◆ PAGE EXTRACT
The short answer involves the quest for "perfect" data. Researchers often fear that older women, who may have other health issues like diabetes or heart disease, will muddy the results of the trial. If a patient dies or has a complication, the researchers want to be sure it was the cancer or the drug, not a pre-existing condition. This leads to overly strict exclusion criteria that keep the elderly out of the study entirely. It is a practice that prioritizes the pharmaceutical company's success over the patient's actual needs. (It is essentially medical gatekeeping, and I find it utterly exhausting.)
❓ Are there risks to joining a clinical trial as an older adult?
The reality is that there are risks for any patient in a trial, but they can be more pronounced for the elderly. Because older bodies often process drugs more slowly, the risk of toxicity can be higher. However, the risk of taking a drug that was never tested on your age group at all is also significant. A trial at least provides a high level of monitoring and specialized care that you might not receive with standard treatment. It is a balance that you should discuss thoroughly with a geriatric oncologist. (I would also suggest bringing a notebook and a very cynical friend to these appointments.)
❓ How can I find a trial that accepts patients over 70?
This depends on your specific diagnosis, but the best place to start is the National Cancer Institute's database. You should specifically look for trials that mention "pragmatic design" or "geriatric assessment." You can also use advocacy organizations that focus on older adults. Do not be afraid to contact the trial coordinators directly and ask about their age demographics. If they seem hesitant or dismissive, that is a sign that the trial might not be the right fit for your needs. (If they treat you like a burden before you even sign up, imagine how they will treat you after they have your data.)

◆ WHAT TO WORK ON
Using the page extract above on older patients and cancer trials, explain why researchers keep elderly women out of studies. Answer in one to three sentences.

◆ PROVIDED RECORDS
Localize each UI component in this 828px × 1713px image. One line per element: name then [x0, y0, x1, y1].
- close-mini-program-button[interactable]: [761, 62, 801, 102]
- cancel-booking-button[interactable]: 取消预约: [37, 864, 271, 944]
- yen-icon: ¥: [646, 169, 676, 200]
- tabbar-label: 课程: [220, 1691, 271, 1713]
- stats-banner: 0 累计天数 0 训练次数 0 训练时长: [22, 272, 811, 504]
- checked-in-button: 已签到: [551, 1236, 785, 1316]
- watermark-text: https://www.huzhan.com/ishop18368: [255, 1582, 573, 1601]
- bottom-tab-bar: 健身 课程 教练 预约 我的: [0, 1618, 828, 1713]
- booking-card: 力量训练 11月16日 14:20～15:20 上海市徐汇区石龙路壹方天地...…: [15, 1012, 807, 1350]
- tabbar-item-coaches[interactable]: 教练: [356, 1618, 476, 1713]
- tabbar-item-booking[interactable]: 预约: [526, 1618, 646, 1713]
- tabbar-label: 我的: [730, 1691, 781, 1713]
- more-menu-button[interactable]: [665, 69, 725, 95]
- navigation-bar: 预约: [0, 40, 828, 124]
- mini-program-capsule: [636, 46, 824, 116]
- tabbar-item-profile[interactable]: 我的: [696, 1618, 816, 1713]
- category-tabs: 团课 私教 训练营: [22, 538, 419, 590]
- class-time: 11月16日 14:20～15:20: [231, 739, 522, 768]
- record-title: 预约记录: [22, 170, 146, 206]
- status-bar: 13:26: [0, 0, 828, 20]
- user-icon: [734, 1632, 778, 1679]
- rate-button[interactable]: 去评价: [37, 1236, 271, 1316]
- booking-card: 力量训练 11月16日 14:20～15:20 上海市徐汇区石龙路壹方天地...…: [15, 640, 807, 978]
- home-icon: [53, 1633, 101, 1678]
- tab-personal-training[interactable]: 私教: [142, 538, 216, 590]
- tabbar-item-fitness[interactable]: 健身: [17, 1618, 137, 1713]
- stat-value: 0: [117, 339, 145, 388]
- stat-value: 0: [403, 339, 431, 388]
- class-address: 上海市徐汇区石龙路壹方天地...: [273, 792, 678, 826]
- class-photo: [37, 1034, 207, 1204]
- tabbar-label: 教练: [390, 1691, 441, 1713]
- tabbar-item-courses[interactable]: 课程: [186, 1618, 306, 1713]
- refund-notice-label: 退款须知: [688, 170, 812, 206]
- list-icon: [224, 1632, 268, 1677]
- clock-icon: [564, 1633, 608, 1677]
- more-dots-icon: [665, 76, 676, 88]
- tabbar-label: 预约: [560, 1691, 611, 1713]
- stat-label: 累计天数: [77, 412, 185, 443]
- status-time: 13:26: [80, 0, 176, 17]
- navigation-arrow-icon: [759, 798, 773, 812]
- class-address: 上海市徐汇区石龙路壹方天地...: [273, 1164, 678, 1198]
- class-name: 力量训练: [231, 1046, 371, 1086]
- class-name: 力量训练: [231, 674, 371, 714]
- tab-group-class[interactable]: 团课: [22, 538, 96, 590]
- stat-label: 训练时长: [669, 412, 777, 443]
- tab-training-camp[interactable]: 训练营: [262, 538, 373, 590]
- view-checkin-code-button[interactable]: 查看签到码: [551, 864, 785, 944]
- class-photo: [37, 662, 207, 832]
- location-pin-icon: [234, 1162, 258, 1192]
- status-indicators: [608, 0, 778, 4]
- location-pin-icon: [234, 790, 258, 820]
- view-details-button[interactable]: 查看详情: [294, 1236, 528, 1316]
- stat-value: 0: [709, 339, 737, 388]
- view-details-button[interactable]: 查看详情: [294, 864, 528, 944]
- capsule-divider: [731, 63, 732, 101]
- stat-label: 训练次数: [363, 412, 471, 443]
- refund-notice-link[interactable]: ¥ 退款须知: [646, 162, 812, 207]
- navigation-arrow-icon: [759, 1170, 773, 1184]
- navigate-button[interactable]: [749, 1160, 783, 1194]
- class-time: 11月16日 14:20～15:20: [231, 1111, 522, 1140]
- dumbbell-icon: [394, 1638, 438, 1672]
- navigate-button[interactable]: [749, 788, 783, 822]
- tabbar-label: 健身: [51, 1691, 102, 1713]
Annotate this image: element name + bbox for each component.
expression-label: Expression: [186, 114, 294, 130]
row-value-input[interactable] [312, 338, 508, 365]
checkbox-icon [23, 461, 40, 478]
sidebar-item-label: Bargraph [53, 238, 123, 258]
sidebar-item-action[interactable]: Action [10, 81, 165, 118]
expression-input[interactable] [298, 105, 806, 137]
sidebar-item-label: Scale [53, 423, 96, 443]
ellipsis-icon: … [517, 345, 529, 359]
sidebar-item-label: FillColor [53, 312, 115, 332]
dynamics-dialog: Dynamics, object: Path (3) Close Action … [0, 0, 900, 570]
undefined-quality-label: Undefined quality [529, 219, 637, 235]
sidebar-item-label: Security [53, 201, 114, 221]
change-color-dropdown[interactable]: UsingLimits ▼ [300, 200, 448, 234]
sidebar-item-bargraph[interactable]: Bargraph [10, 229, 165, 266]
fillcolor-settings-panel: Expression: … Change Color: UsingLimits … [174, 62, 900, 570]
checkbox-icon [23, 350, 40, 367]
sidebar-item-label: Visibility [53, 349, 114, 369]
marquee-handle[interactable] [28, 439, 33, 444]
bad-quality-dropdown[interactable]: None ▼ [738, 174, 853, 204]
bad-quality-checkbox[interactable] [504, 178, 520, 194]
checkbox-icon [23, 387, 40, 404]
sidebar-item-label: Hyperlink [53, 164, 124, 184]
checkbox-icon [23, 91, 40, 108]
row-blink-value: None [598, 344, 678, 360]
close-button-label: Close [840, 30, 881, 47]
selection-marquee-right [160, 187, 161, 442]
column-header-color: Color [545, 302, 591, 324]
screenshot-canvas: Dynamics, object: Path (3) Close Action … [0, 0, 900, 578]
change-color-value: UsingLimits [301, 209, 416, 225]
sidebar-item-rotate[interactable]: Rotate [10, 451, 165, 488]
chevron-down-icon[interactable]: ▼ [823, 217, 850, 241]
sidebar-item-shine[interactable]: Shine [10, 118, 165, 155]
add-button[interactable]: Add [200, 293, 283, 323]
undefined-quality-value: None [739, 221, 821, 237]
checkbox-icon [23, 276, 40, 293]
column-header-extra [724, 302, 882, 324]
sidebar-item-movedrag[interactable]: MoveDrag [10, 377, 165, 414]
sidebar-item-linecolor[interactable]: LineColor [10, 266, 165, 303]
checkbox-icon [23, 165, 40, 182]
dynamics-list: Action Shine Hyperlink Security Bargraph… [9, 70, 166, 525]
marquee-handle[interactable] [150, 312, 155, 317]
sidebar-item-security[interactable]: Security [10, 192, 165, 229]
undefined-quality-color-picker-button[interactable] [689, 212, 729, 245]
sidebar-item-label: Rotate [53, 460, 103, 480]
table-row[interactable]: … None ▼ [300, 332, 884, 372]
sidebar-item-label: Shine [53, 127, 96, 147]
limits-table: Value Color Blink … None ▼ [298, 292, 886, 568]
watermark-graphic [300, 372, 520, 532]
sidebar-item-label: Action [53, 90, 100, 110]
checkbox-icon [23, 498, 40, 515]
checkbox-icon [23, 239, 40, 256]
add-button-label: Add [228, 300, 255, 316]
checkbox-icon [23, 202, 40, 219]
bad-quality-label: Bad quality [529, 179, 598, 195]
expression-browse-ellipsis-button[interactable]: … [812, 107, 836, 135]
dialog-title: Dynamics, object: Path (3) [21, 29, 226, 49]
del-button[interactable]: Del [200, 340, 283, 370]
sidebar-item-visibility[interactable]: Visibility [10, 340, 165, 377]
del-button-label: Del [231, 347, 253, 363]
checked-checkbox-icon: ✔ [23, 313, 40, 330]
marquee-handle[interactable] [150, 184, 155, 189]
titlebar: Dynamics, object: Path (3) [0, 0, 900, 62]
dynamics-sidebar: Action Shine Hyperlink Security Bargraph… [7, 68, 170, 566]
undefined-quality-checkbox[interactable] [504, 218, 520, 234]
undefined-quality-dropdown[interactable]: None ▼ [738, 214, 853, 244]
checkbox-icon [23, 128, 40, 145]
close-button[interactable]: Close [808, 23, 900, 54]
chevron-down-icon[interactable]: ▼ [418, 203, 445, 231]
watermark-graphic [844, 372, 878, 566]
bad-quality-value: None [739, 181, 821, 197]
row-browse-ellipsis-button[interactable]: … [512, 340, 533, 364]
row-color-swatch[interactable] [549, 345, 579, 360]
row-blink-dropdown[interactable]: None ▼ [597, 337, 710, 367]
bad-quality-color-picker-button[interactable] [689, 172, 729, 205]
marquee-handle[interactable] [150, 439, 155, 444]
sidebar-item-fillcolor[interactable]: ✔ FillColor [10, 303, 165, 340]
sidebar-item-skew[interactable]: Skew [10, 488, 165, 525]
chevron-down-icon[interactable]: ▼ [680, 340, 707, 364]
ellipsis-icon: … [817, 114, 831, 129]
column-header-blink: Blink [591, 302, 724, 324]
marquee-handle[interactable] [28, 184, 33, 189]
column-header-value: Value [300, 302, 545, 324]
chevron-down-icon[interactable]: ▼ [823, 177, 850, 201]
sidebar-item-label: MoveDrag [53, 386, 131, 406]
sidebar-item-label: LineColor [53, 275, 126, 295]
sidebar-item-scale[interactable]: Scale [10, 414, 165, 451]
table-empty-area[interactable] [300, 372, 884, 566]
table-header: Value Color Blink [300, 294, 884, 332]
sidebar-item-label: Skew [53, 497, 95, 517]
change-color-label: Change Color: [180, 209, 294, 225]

◆ ANSWER SECTION
Researchers worry that older women's other health problems, such as diabetes or heart disease, will muddy the trial results. If a patient dies or has a complication, they want to be sure the cause was the cancer or the drug and not a condition the patient already had. This fear leads to overly strict exclusion rules that keep the elderly out entirely.